→ Task details: Pick out each line in these entries that contains the string "selected".

(Dataset items)
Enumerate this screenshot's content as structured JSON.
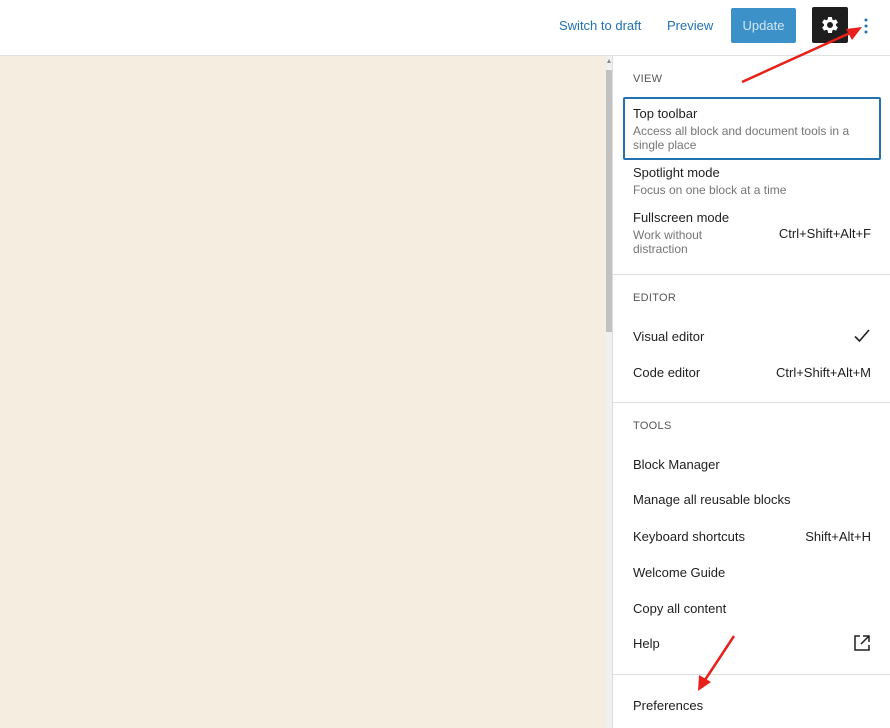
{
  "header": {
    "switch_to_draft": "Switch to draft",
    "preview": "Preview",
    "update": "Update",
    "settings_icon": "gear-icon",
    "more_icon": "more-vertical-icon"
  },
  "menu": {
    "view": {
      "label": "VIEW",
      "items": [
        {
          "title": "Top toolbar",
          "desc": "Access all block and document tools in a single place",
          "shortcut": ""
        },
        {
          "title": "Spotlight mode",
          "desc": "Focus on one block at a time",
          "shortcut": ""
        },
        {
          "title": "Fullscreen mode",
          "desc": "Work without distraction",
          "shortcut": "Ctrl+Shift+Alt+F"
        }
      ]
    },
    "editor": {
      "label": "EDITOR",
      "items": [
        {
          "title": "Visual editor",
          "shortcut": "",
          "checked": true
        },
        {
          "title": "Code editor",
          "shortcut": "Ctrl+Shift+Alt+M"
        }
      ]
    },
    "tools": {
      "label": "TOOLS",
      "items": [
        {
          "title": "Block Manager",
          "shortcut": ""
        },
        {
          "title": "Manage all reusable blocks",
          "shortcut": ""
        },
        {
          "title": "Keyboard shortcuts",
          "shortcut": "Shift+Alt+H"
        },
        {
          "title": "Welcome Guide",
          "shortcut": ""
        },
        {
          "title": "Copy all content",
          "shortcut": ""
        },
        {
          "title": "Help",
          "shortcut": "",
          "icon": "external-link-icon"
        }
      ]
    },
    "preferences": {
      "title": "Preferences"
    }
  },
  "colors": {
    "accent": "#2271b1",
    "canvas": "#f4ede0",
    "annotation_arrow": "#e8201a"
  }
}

* * *

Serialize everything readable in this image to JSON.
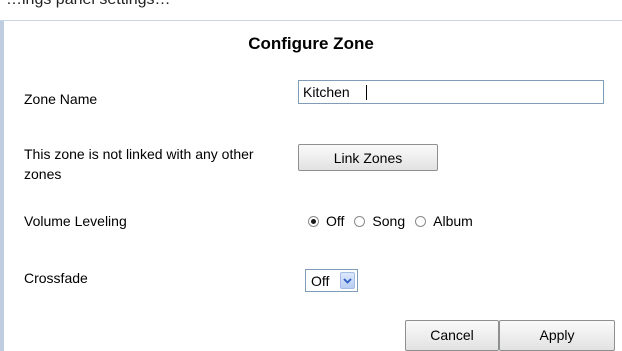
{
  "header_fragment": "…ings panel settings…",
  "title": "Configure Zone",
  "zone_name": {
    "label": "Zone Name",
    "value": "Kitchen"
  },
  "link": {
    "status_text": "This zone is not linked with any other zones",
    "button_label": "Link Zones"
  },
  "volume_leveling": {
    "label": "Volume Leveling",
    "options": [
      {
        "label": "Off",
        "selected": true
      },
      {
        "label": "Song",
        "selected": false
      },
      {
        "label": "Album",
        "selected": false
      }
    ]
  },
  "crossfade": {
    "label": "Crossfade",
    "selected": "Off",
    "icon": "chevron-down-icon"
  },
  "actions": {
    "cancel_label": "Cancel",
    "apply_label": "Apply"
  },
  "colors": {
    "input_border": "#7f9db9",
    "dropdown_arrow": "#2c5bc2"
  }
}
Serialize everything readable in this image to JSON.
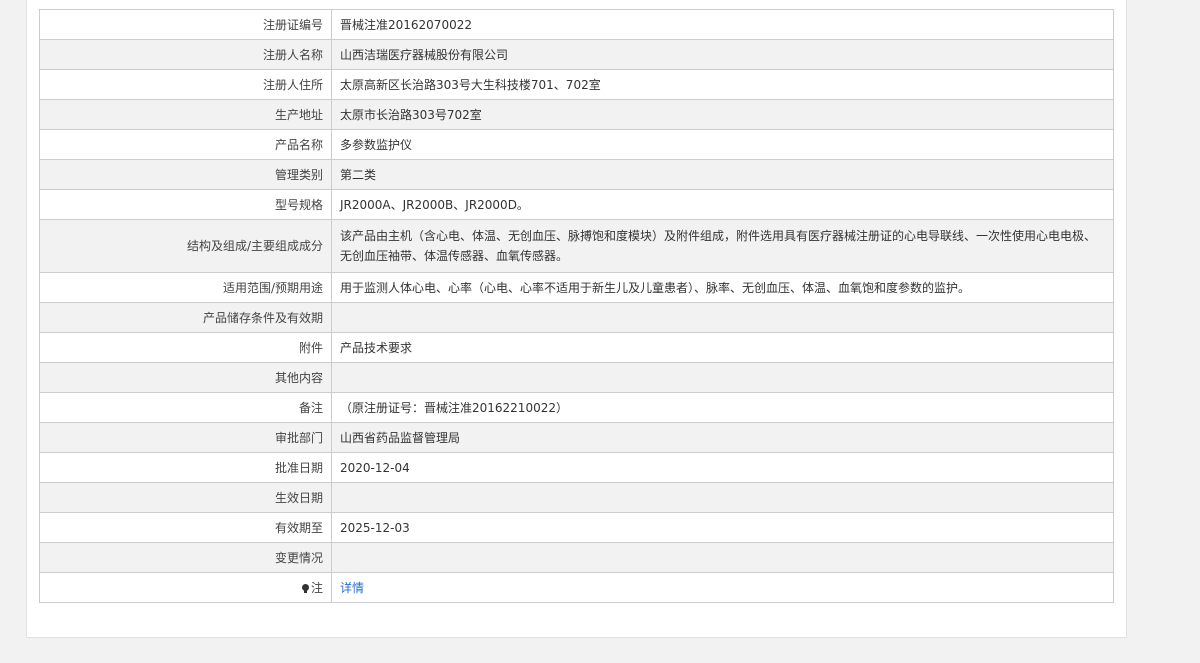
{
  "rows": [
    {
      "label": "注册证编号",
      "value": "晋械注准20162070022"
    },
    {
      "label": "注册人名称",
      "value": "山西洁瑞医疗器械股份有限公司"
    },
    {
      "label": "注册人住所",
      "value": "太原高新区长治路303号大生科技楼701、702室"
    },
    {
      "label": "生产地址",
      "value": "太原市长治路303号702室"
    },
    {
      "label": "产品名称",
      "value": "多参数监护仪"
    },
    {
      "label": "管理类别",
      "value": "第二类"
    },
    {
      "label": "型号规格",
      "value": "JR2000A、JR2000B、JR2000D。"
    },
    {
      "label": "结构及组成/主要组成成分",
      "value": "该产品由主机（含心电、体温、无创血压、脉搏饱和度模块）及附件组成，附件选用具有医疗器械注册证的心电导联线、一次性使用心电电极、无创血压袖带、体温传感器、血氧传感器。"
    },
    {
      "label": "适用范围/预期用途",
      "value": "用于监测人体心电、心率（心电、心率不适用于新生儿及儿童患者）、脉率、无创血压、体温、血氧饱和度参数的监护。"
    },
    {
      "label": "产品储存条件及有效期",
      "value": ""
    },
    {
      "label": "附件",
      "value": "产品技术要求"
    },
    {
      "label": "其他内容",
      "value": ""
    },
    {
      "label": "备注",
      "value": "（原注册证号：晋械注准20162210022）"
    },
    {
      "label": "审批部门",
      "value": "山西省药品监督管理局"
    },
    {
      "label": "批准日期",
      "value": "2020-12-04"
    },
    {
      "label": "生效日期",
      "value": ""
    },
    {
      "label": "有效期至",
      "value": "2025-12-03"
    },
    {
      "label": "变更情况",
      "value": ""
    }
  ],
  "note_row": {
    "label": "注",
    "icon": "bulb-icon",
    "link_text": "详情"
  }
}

→ Result below:
        "selected": true
        "selected": false
        "selected": false
    "selected": "Off",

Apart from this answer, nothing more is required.